▶ [WHAT TO DO] Extract, from the listing that follows, each line containing the word "color".

▶ [RECORDS FOR PROCESSING]
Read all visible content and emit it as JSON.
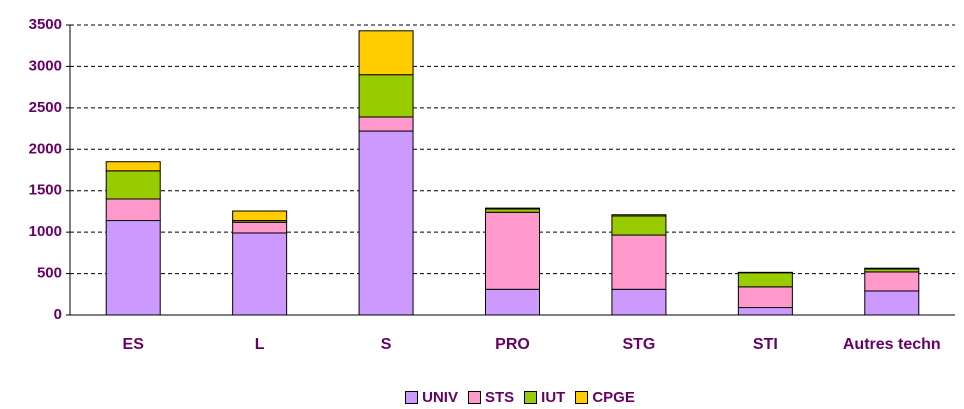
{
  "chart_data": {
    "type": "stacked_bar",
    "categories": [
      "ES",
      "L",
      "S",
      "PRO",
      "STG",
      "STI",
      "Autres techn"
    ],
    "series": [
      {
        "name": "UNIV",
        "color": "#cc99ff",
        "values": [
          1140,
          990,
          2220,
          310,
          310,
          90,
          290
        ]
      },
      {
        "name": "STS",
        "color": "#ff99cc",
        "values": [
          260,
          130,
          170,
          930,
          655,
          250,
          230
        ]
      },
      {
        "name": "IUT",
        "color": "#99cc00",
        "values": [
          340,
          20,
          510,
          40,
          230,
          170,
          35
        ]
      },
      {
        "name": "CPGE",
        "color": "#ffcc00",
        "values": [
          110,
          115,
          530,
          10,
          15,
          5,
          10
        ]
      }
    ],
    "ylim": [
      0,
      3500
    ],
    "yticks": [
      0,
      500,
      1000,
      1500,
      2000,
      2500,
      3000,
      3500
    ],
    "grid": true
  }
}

▶ [WRITTEN RESPONSE]
        "color": "#cc99ff",
        "color": "#ff99cc",
        "color": "#99cc00",
        "color": "#ffcc00",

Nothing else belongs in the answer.